Give the listing again character for character, but drop the images.

— BEGIN Task inputs —

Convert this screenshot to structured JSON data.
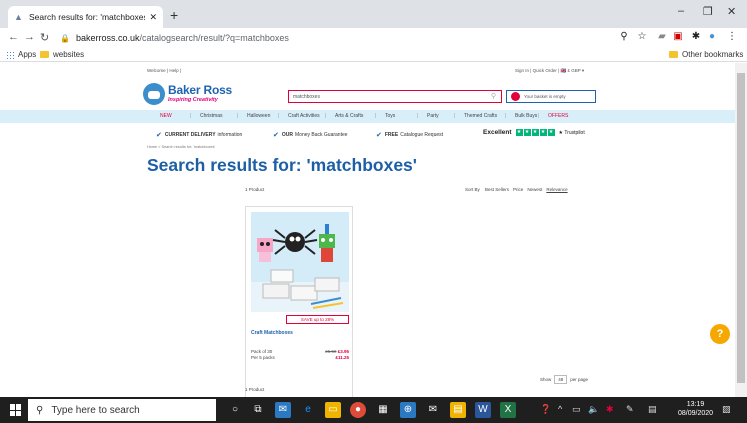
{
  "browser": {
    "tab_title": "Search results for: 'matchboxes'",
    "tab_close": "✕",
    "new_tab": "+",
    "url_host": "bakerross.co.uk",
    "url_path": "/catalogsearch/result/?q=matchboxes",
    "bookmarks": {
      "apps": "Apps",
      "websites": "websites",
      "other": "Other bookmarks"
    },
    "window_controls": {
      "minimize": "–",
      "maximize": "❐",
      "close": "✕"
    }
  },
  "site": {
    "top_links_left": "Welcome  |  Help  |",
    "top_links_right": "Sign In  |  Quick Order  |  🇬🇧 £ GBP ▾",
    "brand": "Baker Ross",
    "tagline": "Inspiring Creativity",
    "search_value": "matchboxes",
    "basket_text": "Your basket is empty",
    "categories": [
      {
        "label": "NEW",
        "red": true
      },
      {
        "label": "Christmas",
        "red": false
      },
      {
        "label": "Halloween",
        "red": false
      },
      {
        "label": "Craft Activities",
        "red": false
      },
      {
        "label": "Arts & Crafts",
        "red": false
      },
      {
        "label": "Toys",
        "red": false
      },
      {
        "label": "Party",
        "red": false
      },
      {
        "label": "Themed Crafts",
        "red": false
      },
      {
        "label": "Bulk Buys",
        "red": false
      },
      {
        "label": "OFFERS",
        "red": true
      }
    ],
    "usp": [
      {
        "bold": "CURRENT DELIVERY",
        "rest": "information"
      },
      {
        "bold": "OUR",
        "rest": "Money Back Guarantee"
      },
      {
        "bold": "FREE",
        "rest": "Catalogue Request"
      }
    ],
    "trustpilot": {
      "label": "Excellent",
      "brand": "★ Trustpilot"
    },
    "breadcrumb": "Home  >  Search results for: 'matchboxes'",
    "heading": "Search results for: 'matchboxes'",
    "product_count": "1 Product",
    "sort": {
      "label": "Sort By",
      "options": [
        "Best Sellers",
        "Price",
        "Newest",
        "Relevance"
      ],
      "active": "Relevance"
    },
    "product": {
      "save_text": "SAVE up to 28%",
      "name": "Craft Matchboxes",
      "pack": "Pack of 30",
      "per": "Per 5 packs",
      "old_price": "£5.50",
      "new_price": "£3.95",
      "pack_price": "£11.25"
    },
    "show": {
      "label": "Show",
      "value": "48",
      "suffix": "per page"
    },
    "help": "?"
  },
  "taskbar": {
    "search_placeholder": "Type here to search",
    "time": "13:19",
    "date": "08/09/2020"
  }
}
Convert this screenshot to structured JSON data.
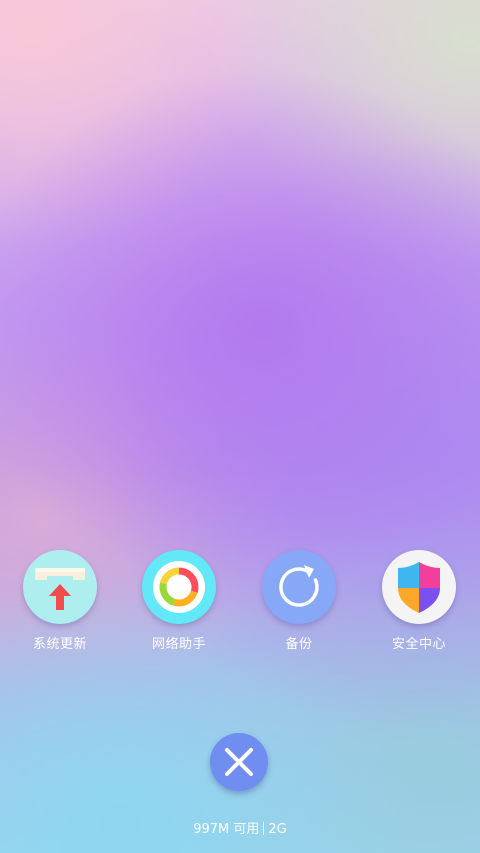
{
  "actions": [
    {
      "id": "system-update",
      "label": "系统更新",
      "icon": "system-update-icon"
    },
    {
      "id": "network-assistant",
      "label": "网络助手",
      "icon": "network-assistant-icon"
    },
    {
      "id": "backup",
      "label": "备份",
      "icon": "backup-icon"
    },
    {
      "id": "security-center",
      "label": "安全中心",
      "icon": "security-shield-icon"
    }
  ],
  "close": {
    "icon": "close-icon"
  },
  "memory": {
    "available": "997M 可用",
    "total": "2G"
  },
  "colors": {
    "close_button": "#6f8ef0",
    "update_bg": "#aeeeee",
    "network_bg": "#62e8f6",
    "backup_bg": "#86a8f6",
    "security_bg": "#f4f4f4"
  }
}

— END Task inputs —

◆ Written solution
Convert this screenshot to structured JSON data.
{
  "browser": {
    "tab_title": "Search results for: 'matchboxes'",
    "tab_close": "✕",
    "new_tab": "+",
    "url_host": "bakerross.co.uk",
    "url_path": "/catalogsearch/result/?q=matchboxes",
    "bookmarks": {
      "apps": "Apps",
      "websites": "websites",
      "other": "Other bookmarks"
    },
    "window_controls": {
      "minimize": "–",
      "maximize": "❐",
      "close": "✕"
    }
  },
  "site": {
    "top_links_left": "Welcome  |  Help  |",
    "top_links_right": "Sign In  |  Quick Order  |  🇬🇧 £ GBP ▾",
    "brand": "Baker Ross",
    "tagline": "Inspiring Creativity",
    "search_value": "matchboxes",
    "basket_text": "Your basket is empty",
    "categories": [
      {
        "label": "NEW",
        "red": true
      },
      {
        "label": "Christmas",
        "red": false
      },
      {
        "label": "Halloween",
        "red": false
      },
      {
        "label": "Craft Activities",
        "red": false
      },
      {
        "label": "Arts & Crafts",
        "red": false
      },
      {
        "label": "Toys",
        "red": false
      },
      {
        "label": "Party",
        "red": false
      },
      {
        "label": "Themed Crafts",
        "red": false
      },
      {
        "label": "Bulk Buys",
        "red": false
      },
      {
        "label": "OFFERS",
        "red": true
      }
    ],
    "usp": [
      {
        "bold": "CURRENT DELIVERY",
        "rest": "information"
      },
      {
        "bold": "OUR",
        "rest": "Money Back Guarantee"
      },
      {
        "bold": "FREE",
        "rest": "Catalogue Request"
      }
    ],
    "trustpilot": {
      "label": "Excellent",
      "brand": "★ Trustpilot"
    },
    "breadcrumb": "Home  >  Search results for: 'matchboxes'",
    "heading": "Search results for: 'matchboxes'",
    "product_count": "1 Product",
    "sort": {
      "label": "Sort By",
      "options": [
        "Best Sellers",
        "Price",
        "Newest",
        "Relevance"
      ],
      "active": "Relevance"
    },
    "product": {
      "save_text": "SAVE up to 28%",
      "name": "Craft Matchboxes",
      "pack": "Pack of 30",
      "per": "Per 5 packs",
      "old_price": "£5.50",
      "new_price": "£3.95",
      "pack_price": "£11.25"
    },
    "show": {
      "label": "Show",
      "value": "48",
      "suffix": "per page"
    },
    "help": "?"
  },
  "taskbar": {
    "search_placeholder": "Type here to search",
    "time": "13:19",
    "date": "08/09/2020"
  }
}
Convert this screenshot to structured JSON data.
{
  "actions": [
    {
      "id": "system-update",
      "label": "系统更新",
      "icon": "system-update-icon"
    },
    {
      "id": "network-assistant",
      "label": "网络助手",
      "icon": "network-assistant-icon"
    },
    {
      "id": "backup",
      "label": "备份",
      "icon": "backup-icon"
    },
    {
      "id": "security-center",
      "label": "安全中心",
      "icon": "security-shield-icon"
    }
  ],
  "close": {
    "icon": "close-icon"
  },
  "memory": {
    "available": "997M 可用",
    "total": "2G"
  },
  "colors": {
    "close_button": "#6f8ef0",
    "update_bg": "#aeeeee",
    "network_bg": "#62e8f6",
    "backup_bg": "#86a8f6",
    "security_bg": "#f4f4f4"
  }
}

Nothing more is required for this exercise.